The exercise: Collect all lines from the listing that include the string "this".

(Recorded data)
--------------------------------

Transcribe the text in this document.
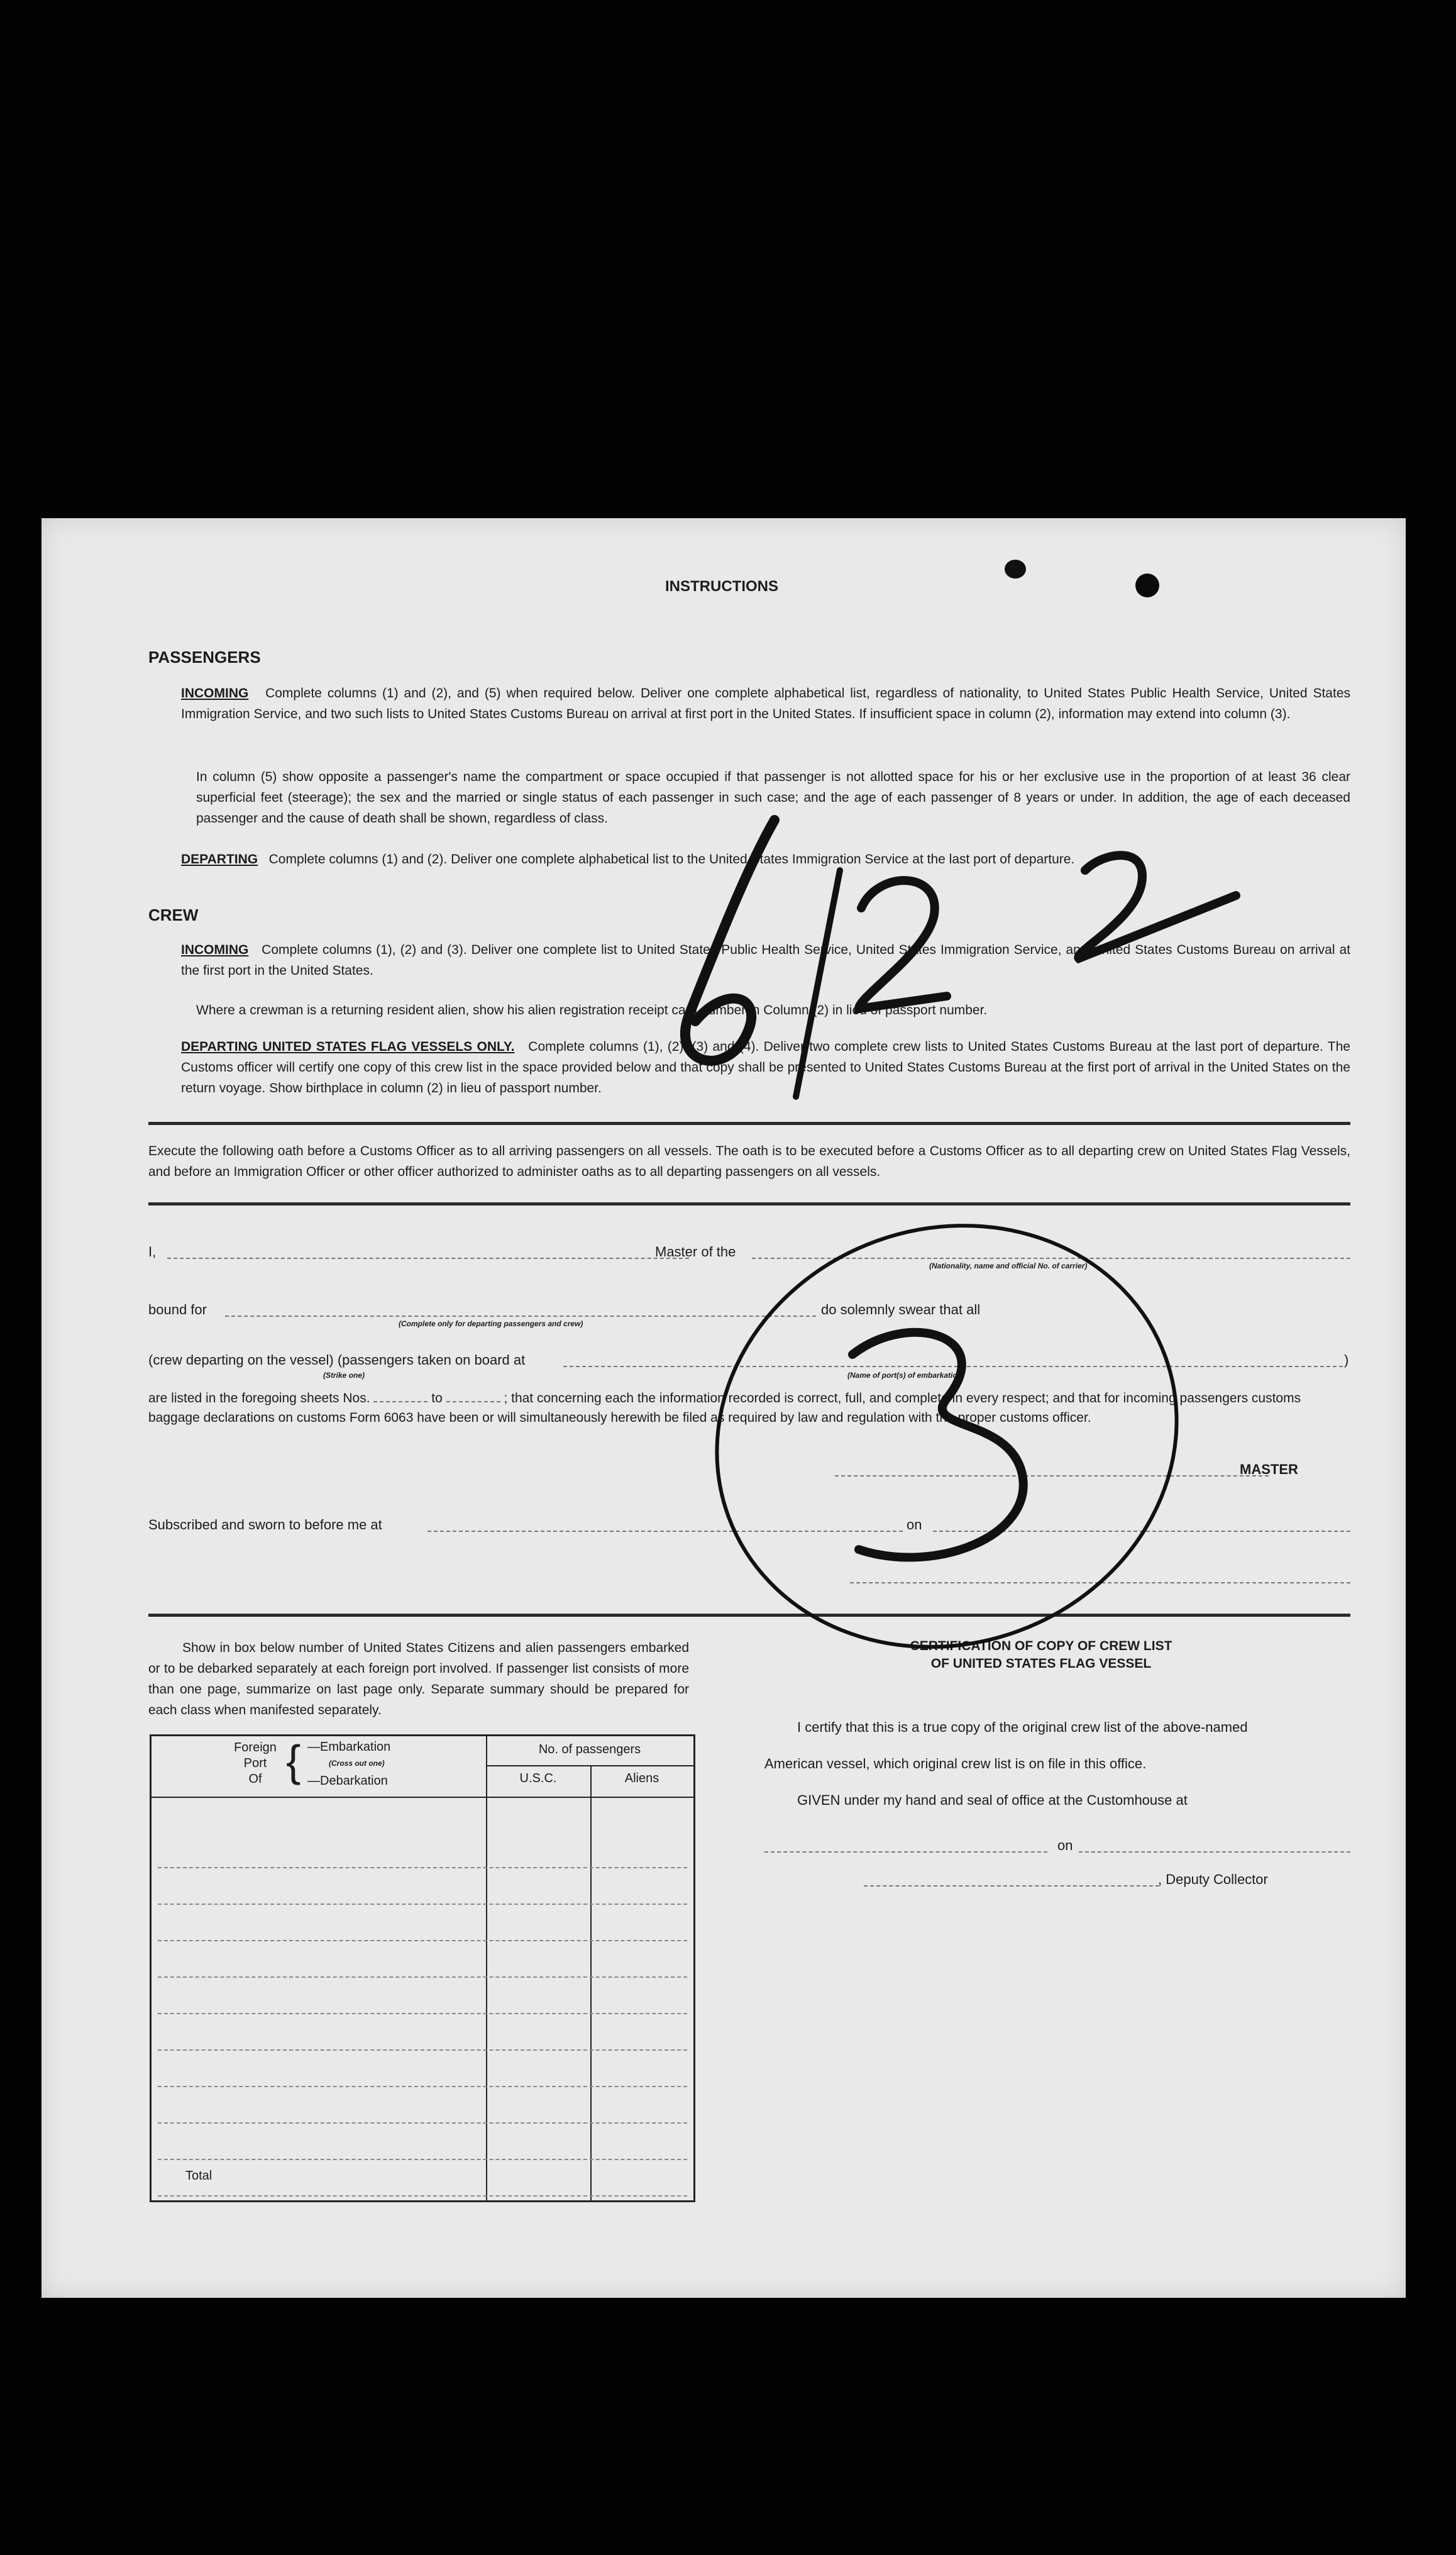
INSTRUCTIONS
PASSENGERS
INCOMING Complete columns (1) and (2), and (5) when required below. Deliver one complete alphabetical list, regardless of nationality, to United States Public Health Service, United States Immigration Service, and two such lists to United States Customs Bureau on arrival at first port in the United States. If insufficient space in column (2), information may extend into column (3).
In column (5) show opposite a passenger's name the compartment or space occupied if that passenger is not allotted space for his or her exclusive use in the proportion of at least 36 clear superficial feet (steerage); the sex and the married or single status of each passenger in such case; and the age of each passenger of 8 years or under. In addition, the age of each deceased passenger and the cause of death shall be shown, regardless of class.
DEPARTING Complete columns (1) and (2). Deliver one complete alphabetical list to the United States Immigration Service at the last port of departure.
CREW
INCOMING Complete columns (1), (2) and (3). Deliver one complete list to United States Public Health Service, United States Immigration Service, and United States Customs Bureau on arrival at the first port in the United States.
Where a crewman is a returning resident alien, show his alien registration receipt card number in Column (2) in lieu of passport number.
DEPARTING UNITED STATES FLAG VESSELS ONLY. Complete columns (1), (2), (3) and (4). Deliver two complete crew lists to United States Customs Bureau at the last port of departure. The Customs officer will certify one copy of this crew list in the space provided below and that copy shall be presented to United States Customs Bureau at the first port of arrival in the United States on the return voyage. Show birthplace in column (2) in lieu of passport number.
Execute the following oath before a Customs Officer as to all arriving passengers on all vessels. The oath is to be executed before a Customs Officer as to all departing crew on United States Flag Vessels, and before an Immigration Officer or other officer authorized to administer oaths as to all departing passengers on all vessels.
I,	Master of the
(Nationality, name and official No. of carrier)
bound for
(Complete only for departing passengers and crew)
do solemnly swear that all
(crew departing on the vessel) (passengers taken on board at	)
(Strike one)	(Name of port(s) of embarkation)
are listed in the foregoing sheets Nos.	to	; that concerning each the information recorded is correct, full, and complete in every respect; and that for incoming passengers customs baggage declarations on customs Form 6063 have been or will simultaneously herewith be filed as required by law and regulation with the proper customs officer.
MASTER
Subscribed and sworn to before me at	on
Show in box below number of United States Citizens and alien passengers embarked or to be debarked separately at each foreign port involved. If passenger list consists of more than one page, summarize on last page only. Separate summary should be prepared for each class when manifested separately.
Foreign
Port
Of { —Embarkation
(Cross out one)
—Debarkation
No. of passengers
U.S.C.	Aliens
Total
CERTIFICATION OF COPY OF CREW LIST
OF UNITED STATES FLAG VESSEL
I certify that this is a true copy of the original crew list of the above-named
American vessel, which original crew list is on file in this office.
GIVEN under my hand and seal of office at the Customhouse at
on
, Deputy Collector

--------------------------------

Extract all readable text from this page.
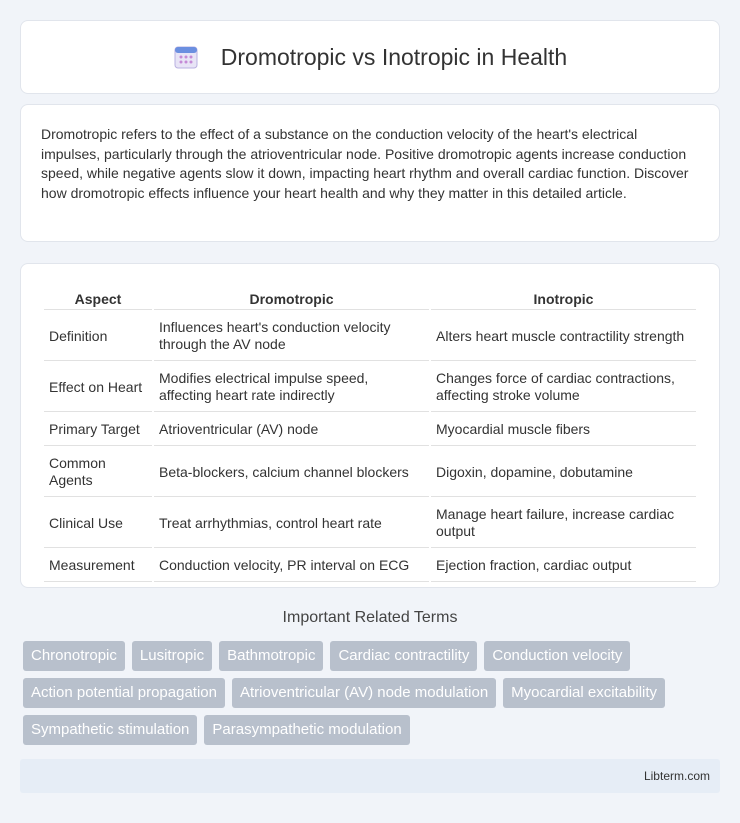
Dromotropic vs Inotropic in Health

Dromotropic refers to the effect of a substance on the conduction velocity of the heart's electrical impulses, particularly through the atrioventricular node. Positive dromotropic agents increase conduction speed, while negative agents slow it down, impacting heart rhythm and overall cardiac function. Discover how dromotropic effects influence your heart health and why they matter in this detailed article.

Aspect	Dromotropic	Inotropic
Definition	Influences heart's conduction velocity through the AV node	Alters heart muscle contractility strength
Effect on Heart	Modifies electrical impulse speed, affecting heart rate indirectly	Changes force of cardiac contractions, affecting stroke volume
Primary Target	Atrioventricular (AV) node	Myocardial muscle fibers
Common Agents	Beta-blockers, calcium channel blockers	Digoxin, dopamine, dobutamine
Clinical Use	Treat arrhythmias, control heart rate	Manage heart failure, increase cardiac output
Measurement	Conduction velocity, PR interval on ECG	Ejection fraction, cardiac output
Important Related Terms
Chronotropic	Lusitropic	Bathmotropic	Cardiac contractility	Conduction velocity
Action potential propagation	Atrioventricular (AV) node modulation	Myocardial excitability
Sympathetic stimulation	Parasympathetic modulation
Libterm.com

--------------------------------

Correct answer:
Transcribe the text in this document.
DEPARTING UNITED STATES FLAG VESSELS ONLY. Complete columns (1), (2), (3) and (4). Deliver two complete crew lists to United States Customs Bureau at the last port of departure. The Customs officer will certify one copy of this crew list in the space provided below and that copy shall be presented to United States Customs Bureau at the first port of arrival in the United States on the return voyage. Show birthplace in column (2) in lieu of passport number.
I certify that this is a true copy of the original crew list of the above-named
American vessel, which original crew list is on file in this office.
Extract all readable text from this page.
Dromotropic refers to the effect of a substance on the conduction velocity of the heart's electrical impulses, particularly through the atrioventricular node. Positive dromotropic agents increase conduction speed, while negative agents slow it down, impacting heart rhythm and overall cardiac function. Discover how dromotropic effects influence your heart health and why they matter in this detailed article.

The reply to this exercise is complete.